* [TASK DIRECTIONS]: List every line below containing "value".

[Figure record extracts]

········

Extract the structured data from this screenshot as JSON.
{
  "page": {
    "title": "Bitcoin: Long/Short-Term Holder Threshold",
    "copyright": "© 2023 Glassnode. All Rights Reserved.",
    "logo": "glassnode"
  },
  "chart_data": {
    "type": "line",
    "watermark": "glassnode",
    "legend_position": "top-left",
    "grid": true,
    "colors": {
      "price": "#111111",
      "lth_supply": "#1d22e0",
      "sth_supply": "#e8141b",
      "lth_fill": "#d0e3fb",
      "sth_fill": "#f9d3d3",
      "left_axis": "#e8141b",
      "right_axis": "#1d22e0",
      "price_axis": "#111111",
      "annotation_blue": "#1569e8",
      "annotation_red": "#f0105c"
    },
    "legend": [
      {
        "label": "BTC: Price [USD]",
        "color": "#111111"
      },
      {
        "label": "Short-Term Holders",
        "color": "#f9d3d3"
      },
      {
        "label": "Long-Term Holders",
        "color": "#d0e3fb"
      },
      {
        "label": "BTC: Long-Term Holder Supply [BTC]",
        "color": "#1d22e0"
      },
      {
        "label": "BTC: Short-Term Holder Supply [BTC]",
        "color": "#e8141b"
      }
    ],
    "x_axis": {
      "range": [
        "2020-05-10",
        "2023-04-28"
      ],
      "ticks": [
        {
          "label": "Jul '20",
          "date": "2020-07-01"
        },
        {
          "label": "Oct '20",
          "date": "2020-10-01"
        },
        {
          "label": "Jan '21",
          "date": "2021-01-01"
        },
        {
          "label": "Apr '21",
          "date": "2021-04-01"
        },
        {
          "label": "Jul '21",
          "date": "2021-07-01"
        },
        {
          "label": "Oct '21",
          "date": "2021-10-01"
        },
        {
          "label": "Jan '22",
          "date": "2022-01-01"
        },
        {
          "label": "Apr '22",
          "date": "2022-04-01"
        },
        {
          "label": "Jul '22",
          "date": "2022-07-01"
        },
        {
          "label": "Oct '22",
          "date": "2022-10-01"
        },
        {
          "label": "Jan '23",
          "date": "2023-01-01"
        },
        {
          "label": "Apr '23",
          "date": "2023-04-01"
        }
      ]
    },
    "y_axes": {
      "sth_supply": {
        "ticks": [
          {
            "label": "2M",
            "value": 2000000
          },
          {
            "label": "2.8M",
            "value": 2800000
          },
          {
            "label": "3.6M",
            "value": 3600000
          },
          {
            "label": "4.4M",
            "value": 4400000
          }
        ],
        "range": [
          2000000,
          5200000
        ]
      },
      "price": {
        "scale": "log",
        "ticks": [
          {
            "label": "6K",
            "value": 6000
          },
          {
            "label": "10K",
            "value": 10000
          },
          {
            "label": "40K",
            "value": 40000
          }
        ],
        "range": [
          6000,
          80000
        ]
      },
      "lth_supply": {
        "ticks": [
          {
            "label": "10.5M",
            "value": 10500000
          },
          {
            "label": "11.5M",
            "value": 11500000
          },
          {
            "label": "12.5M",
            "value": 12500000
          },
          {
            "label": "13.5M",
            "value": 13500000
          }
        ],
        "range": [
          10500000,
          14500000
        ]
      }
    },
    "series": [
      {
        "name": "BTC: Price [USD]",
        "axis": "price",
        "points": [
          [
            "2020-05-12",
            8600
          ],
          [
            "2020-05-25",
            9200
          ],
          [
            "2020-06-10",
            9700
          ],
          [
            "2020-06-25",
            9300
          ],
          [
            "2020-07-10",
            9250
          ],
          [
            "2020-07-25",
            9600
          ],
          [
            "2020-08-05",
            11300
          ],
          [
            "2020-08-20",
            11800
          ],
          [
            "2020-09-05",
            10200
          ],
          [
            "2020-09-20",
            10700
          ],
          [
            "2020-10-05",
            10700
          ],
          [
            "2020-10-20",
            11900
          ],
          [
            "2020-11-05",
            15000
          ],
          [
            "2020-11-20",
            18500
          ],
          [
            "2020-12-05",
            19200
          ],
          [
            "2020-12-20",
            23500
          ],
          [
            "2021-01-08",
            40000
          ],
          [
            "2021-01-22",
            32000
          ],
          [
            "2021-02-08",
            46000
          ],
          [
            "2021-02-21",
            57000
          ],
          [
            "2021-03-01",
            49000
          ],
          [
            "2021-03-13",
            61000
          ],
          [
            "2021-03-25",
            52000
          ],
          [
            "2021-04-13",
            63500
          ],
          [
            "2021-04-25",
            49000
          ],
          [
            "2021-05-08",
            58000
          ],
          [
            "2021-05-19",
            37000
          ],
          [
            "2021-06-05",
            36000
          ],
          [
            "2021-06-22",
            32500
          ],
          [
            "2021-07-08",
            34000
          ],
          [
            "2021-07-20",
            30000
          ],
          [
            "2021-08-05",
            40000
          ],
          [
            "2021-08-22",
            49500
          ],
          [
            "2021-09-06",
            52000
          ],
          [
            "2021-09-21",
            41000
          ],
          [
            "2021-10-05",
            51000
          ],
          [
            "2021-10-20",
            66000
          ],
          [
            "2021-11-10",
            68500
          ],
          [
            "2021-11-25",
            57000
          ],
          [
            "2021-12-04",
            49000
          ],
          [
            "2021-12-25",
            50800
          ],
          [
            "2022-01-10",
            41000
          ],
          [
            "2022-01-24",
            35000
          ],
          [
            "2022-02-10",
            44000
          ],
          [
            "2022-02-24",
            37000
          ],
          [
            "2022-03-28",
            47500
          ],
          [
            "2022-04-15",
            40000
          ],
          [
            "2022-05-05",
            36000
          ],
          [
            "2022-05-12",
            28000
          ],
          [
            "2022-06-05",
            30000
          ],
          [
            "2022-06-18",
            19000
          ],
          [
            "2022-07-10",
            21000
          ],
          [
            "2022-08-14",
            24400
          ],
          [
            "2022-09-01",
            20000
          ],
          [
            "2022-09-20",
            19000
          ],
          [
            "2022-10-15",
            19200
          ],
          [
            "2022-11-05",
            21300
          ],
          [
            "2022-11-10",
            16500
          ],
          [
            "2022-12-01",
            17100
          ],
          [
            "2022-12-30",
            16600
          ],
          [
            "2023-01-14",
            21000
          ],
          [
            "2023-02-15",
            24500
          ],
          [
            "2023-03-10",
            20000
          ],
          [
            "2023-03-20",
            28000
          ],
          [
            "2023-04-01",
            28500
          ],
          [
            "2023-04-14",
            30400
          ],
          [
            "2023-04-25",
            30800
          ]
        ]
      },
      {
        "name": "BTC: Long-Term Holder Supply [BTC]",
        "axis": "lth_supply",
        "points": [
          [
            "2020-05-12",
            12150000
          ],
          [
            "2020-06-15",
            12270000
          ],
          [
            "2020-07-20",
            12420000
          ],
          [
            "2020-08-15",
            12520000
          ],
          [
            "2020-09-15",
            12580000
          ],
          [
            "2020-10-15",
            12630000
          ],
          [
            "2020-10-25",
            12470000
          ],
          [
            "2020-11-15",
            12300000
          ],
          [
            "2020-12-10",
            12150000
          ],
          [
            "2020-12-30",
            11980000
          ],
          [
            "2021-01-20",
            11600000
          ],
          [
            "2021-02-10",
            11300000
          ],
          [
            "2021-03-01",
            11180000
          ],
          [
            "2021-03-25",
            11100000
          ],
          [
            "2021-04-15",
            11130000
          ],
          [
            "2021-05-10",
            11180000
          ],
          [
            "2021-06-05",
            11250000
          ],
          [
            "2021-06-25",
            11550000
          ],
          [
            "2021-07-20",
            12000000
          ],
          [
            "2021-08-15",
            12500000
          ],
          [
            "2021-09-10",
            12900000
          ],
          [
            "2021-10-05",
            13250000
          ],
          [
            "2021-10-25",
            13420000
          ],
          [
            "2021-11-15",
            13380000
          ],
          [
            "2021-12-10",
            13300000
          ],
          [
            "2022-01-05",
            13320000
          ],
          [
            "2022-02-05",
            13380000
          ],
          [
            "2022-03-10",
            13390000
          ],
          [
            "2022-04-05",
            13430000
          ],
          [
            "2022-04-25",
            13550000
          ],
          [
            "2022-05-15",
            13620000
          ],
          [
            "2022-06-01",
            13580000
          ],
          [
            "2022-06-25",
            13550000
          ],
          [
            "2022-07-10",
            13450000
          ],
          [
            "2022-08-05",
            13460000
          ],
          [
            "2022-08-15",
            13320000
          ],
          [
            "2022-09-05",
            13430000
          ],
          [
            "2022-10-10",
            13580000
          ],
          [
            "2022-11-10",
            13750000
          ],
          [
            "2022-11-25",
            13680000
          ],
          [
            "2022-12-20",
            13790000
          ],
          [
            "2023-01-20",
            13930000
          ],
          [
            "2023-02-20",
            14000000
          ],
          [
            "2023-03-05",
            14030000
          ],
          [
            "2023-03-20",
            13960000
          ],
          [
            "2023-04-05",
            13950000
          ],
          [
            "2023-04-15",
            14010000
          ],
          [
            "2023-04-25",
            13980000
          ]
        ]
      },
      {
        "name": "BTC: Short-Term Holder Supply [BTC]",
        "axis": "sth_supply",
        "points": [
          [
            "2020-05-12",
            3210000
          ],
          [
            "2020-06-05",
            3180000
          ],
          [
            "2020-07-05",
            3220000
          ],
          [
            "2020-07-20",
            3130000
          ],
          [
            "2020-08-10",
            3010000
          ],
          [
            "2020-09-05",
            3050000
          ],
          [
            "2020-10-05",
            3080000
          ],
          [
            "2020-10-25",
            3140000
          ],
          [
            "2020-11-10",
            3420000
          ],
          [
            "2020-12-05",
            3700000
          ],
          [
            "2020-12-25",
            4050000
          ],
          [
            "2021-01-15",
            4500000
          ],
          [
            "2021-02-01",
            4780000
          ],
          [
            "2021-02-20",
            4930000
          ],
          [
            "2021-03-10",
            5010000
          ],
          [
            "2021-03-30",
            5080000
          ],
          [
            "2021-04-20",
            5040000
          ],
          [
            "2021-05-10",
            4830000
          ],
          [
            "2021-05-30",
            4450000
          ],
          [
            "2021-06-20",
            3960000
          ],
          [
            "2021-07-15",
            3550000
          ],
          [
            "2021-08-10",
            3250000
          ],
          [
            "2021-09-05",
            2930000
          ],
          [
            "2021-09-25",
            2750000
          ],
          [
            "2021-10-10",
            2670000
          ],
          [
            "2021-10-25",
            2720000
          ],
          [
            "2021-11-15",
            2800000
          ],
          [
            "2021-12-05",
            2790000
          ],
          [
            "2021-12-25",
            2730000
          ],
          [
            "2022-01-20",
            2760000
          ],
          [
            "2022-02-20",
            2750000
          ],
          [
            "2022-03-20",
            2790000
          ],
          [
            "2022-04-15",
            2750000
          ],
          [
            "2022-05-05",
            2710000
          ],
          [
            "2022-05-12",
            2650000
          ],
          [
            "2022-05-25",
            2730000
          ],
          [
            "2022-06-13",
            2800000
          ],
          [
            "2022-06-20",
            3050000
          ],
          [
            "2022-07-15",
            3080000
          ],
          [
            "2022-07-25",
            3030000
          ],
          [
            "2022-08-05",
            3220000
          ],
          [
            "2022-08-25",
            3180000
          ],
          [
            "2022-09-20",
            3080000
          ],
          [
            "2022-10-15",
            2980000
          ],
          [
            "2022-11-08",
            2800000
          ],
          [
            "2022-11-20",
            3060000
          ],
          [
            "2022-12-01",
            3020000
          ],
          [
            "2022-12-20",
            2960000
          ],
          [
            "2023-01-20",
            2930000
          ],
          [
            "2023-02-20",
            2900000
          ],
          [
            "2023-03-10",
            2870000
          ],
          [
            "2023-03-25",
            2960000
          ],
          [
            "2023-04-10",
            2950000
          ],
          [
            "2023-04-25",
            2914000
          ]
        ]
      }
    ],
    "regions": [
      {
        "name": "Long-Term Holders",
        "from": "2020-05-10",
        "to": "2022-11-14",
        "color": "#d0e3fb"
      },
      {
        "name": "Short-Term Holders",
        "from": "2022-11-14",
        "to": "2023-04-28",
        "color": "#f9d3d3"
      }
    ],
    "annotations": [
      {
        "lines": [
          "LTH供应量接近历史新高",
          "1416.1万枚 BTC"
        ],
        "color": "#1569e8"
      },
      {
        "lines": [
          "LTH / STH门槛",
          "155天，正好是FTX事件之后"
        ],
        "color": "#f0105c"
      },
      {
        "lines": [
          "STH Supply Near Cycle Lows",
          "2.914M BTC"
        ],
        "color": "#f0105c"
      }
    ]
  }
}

········

* [WORKED ANSWER]:
            "value": 2000000
            "value": 2800000
            "value": 3600000
            "value": 4400000
            "value": 6000
            "value": 10000
            "value": 40000
            "value": 10500000
            "value": 11500000
            "value": 12500000
            "value": 13500000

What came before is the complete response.